#### Description of the task:
Return the number of lines that include the string "tomu", without any other text.

#### Excerpted records:
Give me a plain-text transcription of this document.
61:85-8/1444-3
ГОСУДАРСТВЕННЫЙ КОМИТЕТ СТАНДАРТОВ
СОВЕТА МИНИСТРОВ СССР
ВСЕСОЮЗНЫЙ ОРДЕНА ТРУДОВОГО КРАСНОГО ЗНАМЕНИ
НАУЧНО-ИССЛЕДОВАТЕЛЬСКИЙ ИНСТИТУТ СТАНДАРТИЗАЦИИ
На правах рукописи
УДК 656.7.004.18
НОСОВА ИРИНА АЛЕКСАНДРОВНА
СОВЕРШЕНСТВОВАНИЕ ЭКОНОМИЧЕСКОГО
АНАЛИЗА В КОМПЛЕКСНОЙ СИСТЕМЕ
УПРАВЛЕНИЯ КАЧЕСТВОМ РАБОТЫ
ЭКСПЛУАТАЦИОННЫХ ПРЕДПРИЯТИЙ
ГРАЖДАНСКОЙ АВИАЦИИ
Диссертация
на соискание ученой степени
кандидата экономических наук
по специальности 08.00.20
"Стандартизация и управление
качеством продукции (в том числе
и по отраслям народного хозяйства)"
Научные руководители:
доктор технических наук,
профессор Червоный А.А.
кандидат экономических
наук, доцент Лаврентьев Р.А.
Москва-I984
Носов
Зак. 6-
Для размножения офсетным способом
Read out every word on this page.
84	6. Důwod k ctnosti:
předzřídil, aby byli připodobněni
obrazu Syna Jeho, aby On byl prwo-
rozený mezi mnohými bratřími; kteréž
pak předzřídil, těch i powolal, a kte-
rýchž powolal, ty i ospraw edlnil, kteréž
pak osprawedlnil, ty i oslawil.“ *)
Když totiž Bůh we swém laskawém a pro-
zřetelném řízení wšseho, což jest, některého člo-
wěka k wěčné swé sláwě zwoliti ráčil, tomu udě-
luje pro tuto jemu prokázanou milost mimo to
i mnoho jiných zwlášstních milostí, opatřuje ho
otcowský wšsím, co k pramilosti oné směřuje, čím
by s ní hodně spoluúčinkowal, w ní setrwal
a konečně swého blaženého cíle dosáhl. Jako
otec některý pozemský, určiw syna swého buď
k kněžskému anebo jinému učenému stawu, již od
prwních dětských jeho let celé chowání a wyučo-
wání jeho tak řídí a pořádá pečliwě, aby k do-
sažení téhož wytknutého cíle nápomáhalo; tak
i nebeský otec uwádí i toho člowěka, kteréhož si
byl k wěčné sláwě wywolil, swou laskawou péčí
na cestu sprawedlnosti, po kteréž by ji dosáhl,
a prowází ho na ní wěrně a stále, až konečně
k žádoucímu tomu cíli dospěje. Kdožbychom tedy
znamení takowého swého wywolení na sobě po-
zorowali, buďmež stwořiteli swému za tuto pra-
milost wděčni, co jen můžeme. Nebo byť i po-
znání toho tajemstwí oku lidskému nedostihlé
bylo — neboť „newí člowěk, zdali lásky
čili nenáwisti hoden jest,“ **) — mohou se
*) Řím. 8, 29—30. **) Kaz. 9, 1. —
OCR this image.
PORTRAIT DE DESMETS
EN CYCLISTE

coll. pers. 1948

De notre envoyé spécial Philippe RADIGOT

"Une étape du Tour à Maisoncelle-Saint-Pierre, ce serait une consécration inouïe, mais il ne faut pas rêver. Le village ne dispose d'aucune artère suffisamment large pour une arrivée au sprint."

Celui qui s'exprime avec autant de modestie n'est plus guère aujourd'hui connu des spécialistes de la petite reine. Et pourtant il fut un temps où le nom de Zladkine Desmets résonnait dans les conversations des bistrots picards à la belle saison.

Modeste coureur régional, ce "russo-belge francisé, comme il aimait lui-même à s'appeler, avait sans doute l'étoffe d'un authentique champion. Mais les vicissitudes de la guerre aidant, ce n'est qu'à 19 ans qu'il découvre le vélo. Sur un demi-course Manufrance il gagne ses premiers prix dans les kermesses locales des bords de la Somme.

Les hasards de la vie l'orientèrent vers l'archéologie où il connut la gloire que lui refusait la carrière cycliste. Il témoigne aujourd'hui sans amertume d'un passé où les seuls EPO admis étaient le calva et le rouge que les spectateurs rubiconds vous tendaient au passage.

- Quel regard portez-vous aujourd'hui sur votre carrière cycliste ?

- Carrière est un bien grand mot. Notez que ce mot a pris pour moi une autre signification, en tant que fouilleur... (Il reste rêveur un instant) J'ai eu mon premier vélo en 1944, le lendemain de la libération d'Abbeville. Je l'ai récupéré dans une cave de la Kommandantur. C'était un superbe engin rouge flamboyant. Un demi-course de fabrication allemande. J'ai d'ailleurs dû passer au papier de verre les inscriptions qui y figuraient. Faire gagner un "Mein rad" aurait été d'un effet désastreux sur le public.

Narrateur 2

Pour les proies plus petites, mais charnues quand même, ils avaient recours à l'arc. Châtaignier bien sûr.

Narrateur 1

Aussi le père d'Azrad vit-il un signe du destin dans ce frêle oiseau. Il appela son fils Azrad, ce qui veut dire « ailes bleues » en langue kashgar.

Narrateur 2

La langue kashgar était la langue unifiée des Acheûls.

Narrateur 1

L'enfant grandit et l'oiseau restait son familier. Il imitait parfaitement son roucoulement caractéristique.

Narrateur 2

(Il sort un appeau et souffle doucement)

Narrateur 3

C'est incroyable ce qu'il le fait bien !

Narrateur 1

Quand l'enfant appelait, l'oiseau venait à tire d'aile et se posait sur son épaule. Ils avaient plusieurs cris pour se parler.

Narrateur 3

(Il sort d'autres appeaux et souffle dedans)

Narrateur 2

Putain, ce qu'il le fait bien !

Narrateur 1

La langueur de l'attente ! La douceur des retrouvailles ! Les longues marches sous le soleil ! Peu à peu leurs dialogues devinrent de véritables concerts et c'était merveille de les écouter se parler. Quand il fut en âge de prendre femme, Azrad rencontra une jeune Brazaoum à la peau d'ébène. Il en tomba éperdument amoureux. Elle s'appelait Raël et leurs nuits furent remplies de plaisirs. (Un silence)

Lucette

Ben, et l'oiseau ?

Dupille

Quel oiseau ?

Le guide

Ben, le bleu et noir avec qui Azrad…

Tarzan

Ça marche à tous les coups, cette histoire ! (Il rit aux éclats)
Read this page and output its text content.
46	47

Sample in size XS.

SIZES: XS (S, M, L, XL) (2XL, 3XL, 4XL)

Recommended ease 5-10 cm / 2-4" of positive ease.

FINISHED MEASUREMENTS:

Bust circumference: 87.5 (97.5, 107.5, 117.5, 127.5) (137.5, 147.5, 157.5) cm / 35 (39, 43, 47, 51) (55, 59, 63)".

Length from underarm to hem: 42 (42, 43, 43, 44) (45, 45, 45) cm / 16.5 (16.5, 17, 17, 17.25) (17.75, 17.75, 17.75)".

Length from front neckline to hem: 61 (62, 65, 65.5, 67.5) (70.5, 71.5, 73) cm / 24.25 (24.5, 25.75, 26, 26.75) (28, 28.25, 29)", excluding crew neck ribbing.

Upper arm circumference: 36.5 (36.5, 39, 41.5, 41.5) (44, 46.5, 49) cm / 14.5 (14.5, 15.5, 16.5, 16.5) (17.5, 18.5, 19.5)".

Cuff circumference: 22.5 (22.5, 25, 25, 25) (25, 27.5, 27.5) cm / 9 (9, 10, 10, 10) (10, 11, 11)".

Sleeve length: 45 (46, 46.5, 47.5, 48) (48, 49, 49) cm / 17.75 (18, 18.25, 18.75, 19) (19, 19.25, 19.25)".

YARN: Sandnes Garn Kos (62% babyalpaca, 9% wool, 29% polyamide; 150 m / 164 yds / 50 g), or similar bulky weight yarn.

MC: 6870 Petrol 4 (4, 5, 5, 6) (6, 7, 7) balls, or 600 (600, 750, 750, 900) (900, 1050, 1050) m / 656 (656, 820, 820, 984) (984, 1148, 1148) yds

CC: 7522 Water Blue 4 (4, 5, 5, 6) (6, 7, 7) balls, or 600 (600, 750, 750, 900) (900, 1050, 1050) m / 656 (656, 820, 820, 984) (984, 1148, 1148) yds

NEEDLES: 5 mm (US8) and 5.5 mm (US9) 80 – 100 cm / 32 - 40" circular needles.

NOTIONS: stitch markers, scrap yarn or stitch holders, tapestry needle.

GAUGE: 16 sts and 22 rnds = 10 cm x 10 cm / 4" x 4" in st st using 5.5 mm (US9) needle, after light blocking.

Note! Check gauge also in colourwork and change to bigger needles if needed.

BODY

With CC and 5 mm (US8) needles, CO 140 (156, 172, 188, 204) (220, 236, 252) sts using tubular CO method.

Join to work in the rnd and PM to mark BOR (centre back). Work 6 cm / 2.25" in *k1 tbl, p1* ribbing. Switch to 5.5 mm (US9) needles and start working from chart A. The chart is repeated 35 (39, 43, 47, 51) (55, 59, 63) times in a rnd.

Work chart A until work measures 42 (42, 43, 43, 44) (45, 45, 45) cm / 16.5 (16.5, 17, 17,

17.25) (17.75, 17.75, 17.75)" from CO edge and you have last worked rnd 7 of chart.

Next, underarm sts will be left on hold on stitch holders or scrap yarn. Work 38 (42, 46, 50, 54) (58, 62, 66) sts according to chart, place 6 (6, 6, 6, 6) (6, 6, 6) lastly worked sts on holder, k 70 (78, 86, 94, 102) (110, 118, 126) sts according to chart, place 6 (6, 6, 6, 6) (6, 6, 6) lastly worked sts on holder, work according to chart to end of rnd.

#### Result of this task:
2